[Saved data entries]
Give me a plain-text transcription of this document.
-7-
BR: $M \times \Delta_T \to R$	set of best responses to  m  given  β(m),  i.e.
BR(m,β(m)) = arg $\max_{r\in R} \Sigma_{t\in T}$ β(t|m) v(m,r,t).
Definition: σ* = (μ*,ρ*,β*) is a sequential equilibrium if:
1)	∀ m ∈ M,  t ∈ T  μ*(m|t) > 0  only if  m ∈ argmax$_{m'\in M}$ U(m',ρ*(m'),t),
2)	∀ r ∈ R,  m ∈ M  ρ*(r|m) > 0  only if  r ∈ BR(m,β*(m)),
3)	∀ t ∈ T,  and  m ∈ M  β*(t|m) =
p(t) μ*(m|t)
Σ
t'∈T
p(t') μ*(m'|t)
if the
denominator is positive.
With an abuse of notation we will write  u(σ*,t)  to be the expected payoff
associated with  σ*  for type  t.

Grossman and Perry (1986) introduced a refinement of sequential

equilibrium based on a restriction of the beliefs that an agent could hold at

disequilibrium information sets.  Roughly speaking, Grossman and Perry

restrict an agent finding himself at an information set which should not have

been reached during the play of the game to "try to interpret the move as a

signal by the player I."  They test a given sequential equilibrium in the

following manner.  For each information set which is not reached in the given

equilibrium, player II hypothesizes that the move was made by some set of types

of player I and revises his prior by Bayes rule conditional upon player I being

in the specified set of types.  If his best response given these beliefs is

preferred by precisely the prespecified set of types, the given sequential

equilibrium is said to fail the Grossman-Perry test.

...

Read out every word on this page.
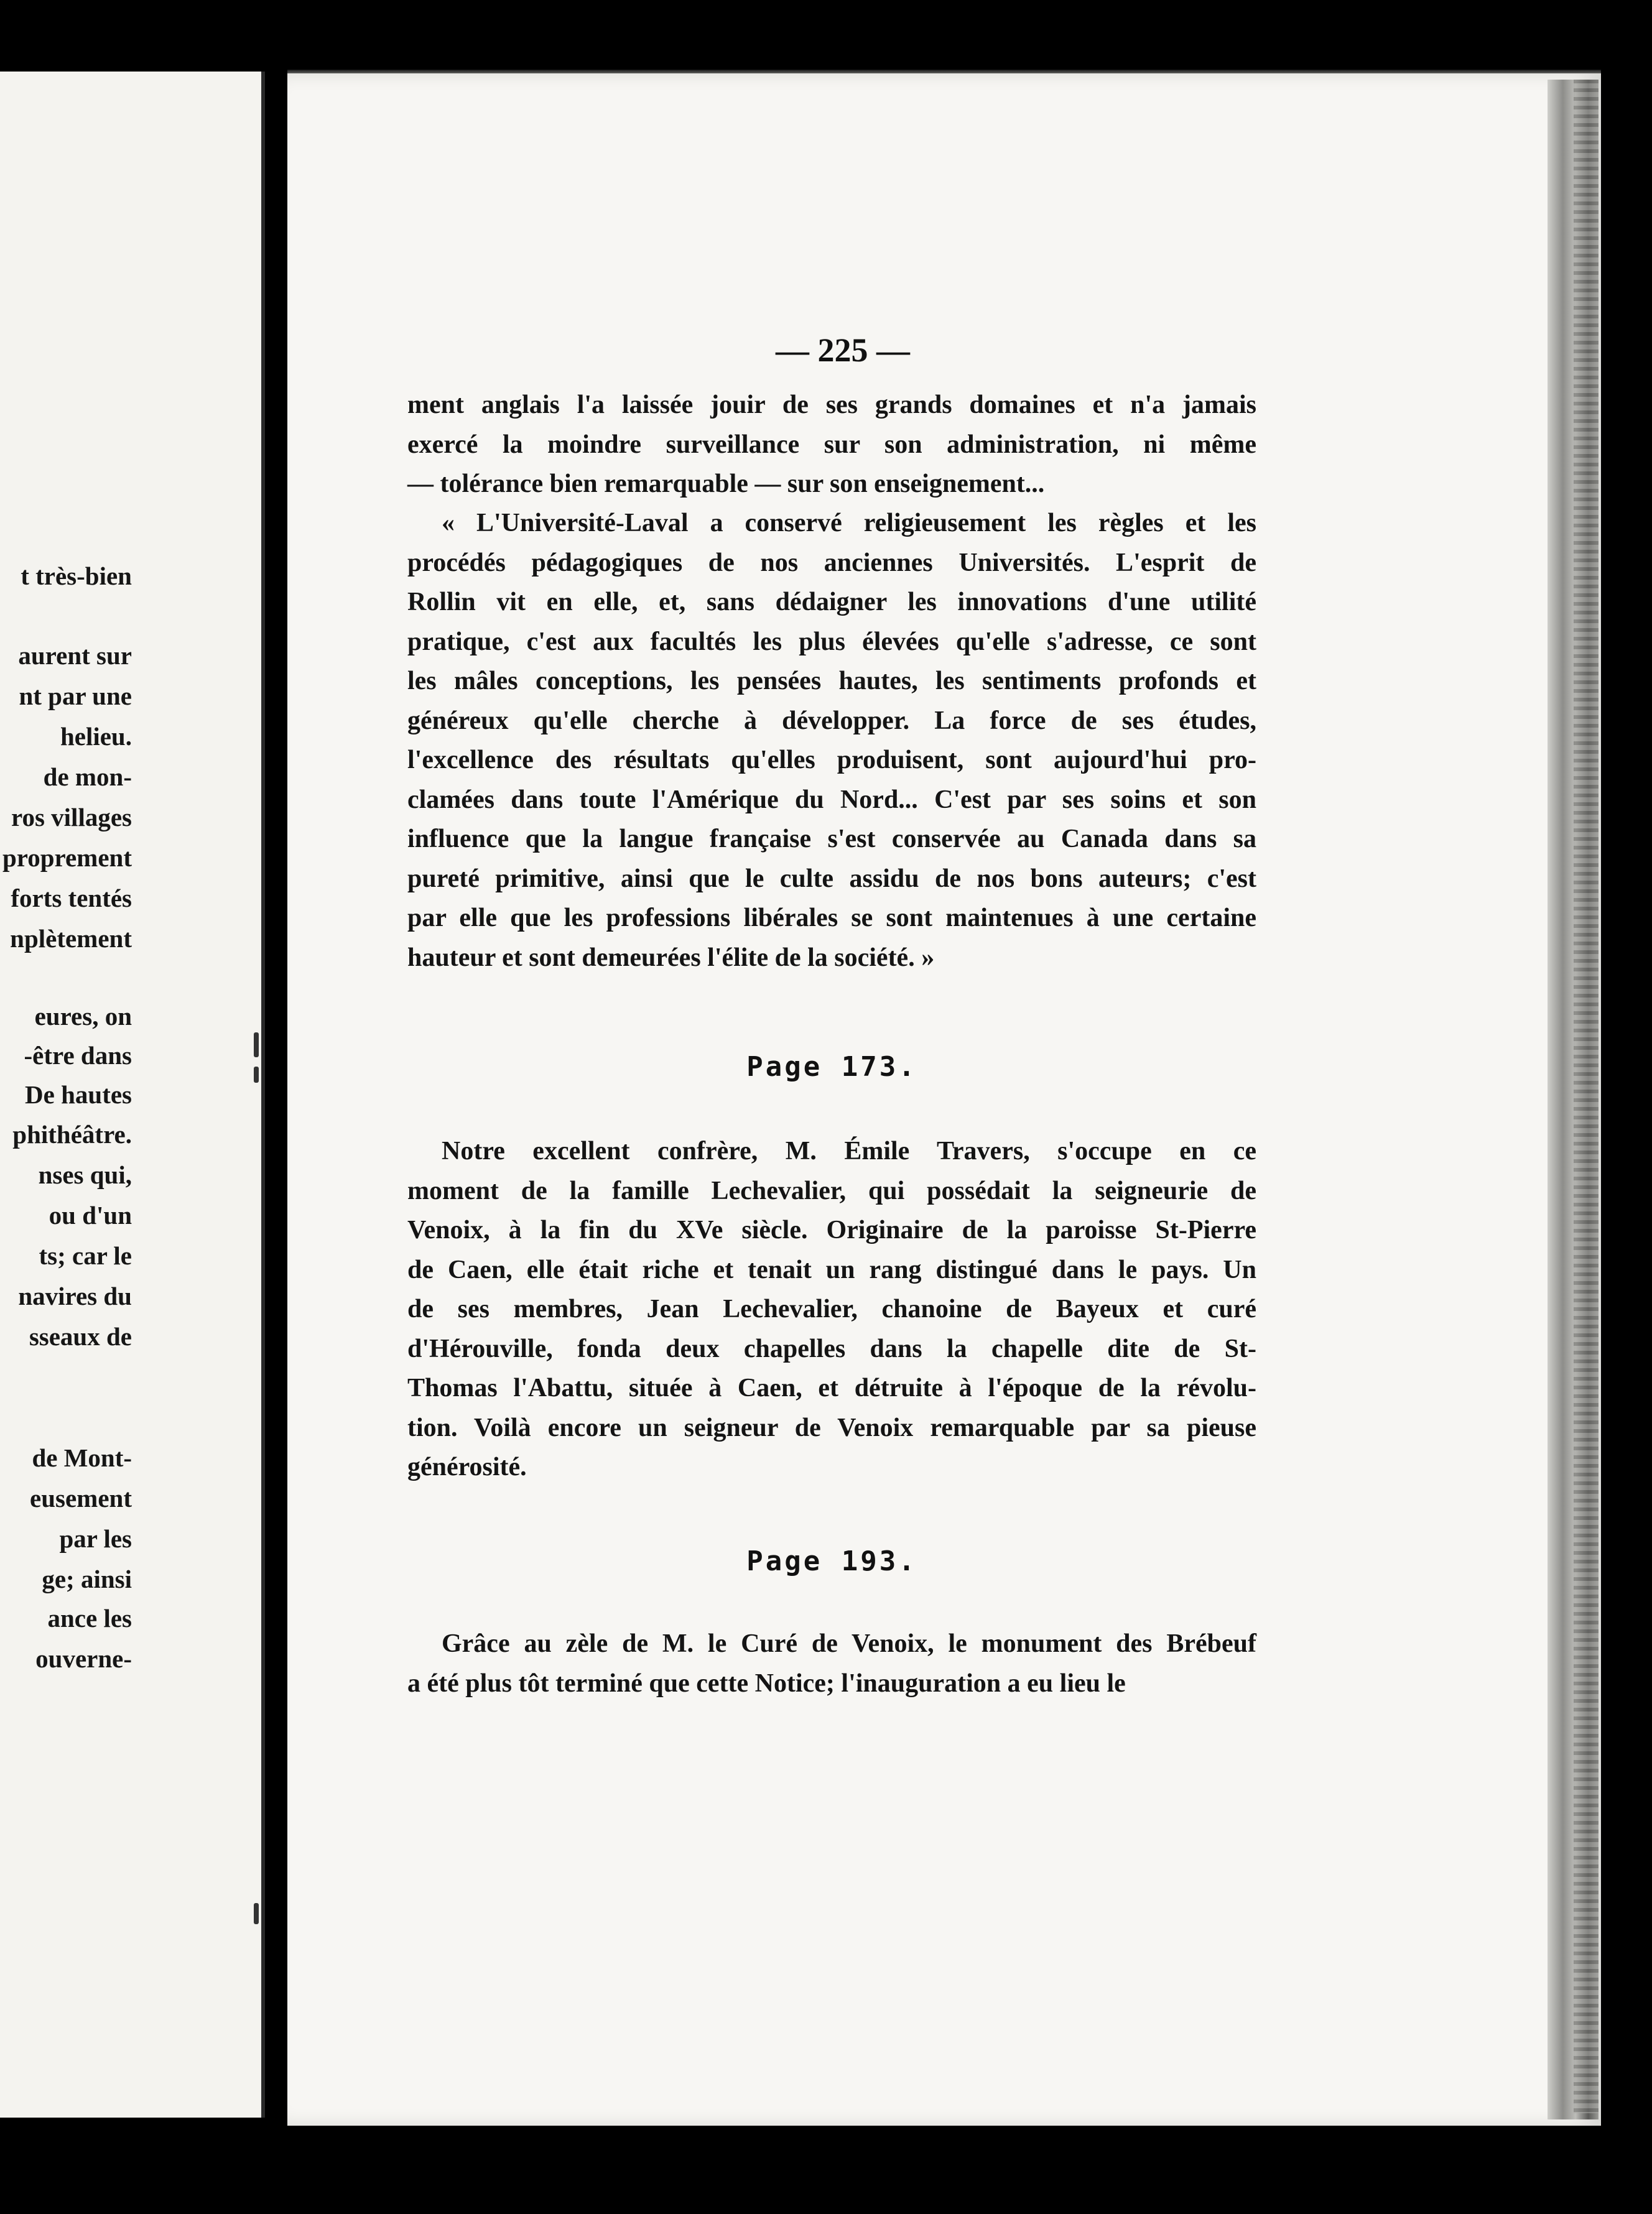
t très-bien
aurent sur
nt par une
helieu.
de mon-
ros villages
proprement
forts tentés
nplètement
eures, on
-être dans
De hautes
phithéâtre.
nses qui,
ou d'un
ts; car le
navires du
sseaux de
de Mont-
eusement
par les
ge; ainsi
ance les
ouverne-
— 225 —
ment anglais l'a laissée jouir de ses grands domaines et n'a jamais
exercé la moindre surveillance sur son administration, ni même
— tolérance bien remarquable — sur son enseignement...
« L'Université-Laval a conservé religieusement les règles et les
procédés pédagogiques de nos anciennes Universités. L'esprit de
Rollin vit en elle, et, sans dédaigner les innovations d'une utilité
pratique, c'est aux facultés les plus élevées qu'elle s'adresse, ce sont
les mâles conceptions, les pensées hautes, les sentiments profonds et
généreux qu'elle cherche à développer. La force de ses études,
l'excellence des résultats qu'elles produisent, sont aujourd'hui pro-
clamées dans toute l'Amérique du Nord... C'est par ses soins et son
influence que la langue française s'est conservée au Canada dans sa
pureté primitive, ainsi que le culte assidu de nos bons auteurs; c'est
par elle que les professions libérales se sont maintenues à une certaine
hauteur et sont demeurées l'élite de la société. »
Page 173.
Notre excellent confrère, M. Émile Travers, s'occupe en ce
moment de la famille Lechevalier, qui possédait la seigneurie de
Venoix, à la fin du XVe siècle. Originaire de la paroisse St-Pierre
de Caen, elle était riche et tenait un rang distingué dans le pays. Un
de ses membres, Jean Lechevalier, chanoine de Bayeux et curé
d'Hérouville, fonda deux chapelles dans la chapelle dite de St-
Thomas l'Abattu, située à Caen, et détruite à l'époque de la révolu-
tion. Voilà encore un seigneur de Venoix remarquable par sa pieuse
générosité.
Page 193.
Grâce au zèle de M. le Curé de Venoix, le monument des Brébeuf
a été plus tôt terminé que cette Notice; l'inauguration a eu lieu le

WHAT YOU ARE ASKED TO DO - Among the lines of the listing, how many hold the string "Perry"? Respond with only the number.

REPLY - 3